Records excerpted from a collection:
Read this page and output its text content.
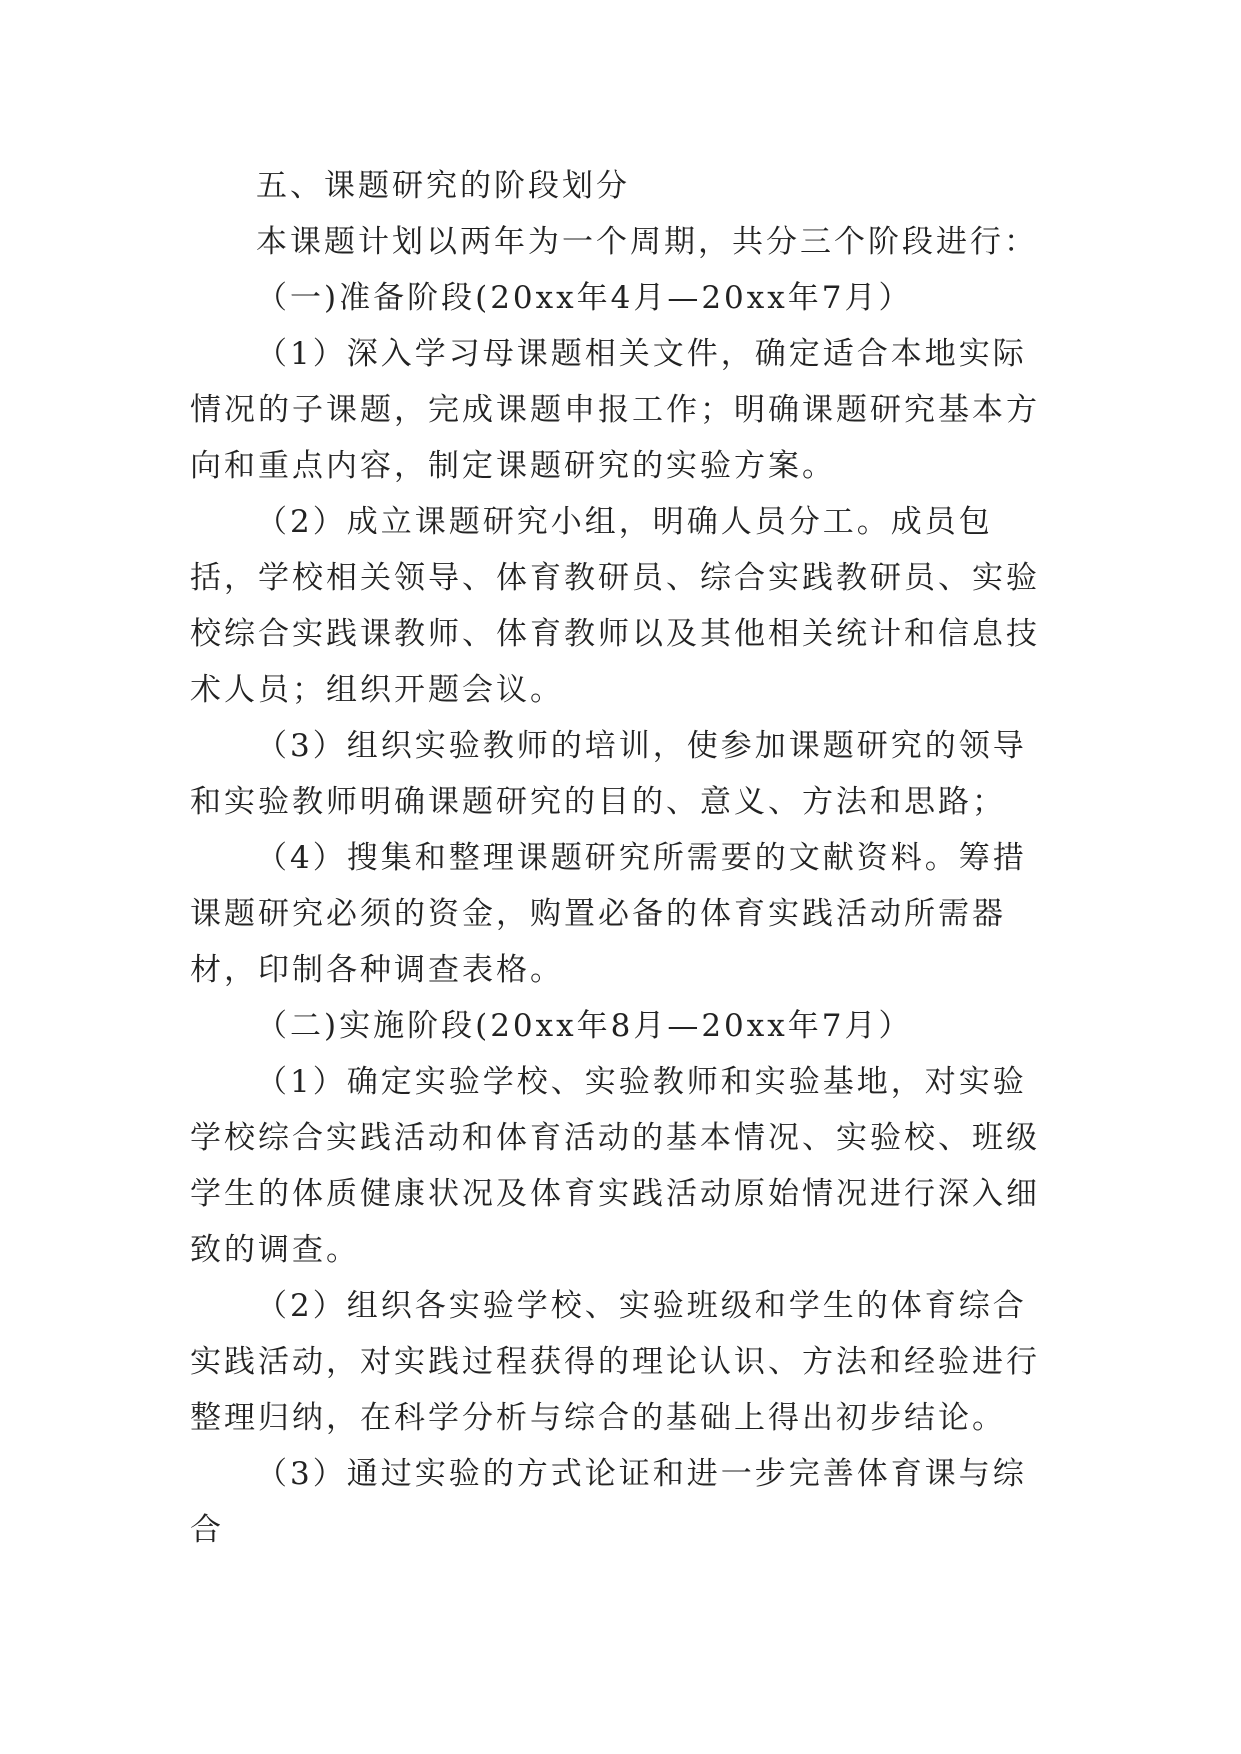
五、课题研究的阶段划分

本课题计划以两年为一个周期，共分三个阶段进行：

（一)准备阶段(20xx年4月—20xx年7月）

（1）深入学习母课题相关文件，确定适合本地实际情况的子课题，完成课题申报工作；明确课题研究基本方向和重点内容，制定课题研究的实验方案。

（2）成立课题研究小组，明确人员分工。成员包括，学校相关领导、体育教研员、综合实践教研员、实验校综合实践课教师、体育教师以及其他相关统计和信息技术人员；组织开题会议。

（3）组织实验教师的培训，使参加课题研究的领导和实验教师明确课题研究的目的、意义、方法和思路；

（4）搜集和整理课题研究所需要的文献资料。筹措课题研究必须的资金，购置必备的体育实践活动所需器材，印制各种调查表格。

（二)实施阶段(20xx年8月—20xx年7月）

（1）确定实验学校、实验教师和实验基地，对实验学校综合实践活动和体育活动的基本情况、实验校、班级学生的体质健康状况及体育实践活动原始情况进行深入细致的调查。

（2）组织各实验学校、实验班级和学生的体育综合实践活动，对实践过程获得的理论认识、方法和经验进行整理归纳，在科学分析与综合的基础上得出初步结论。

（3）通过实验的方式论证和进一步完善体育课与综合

* * *

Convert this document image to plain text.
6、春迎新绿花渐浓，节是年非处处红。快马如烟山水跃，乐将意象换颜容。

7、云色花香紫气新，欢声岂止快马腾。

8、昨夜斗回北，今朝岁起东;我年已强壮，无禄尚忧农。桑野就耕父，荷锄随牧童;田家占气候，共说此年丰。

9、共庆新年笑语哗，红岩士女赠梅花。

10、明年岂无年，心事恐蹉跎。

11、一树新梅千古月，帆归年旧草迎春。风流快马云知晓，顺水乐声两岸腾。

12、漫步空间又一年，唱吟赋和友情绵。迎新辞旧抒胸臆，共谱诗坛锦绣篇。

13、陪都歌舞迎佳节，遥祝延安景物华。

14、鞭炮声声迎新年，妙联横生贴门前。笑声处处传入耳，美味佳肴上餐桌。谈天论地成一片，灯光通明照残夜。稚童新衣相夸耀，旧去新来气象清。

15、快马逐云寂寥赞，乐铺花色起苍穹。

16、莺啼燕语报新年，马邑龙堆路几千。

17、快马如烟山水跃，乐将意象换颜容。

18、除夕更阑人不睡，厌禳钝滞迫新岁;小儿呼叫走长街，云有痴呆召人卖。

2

---

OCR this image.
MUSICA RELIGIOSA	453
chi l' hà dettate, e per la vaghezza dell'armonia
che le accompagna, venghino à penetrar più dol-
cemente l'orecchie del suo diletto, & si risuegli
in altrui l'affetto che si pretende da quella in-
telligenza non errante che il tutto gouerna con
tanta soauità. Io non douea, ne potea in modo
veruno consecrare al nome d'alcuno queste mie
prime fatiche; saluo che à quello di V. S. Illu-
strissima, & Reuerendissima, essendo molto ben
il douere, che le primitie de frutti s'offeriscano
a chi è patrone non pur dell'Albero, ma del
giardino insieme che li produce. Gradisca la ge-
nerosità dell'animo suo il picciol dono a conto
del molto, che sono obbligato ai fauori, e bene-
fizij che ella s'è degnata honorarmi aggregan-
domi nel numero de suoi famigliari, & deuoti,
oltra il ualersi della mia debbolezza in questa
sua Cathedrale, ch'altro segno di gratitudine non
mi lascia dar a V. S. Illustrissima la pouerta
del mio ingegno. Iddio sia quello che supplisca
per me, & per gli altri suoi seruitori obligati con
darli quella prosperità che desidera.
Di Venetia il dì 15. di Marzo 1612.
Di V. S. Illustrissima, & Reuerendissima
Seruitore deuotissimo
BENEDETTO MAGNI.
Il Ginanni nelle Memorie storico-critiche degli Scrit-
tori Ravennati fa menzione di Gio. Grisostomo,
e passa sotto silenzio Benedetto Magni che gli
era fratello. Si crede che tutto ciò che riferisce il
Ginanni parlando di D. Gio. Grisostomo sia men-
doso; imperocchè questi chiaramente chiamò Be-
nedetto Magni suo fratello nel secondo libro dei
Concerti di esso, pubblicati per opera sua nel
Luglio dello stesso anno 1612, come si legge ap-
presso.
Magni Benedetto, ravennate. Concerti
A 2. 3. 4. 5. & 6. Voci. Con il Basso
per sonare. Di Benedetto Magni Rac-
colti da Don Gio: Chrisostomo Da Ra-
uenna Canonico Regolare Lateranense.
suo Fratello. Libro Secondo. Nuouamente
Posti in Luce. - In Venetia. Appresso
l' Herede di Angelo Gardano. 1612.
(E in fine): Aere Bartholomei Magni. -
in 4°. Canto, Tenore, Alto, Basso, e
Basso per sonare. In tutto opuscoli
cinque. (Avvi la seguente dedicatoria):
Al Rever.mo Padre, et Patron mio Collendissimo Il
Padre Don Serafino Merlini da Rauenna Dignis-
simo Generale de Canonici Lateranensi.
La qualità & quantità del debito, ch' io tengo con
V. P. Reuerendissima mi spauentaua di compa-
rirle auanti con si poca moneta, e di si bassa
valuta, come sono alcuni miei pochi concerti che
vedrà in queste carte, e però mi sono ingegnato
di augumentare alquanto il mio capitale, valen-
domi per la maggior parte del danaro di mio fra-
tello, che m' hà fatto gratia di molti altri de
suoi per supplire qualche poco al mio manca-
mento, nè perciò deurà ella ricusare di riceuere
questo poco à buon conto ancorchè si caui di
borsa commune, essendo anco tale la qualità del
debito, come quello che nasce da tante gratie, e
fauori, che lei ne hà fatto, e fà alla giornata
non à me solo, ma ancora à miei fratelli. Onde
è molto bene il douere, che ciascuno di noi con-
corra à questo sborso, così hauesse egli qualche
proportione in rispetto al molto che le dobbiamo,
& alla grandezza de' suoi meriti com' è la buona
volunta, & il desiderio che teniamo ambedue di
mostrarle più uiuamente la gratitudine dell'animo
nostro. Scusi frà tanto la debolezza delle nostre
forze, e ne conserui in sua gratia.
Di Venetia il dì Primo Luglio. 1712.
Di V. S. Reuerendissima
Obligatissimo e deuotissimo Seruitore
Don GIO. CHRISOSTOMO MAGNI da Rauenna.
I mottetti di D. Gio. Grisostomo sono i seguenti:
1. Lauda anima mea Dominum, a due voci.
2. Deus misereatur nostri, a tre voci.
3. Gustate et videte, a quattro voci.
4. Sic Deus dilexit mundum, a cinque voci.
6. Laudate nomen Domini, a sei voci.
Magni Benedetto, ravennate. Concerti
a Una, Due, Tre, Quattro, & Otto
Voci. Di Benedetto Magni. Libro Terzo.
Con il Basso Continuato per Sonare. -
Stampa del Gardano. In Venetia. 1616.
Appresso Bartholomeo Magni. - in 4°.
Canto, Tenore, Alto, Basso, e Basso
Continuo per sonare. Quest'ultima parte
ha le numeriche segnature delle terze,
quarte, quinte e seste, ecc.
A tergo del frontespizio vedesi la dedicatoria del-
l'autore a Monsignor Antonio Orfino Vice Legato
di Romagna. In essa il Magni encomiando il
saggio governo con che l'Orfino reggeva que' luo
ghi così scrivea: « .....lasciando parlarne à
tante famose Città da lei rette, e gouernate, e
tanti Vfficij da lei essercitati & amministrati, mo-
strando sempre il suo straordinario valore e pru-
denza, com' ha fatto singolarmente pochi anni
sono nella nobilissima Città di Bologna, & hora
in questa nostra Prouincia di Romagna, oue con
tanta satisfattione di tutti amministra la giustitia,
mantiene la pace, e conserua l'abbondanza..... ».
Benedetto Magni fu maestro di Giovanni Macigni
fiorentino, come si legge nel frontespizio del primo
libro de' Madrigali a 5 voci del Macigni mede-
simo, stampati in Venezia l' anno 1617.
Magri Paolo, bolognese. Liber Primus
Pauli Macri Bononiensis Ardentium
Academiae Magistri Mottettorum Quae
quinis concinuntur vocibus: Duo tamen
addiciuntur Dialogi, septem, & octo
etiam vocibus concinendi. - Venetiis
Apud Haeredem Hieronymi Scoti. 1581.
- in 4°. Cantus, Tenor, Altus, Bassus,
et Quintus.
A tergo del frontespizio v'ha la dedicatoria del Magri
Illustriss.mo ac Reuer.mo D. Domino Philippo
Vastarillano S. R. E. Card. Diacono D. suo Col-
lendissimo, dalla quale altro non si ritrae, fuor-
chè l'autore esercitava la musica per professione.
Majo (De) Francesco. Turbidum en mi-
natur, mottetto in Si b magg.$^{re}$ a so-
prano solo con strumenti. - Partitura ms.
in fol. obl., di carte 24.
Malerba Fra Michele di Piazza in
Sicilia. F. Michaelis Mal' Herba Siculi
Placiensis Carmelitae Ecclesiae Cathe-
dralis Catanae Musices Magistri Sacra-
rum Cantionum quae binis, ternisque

Work to be completed>
What is the number of lines in the data holding the word "Magistri"? Reply with that number only.

Output for this exercise>
2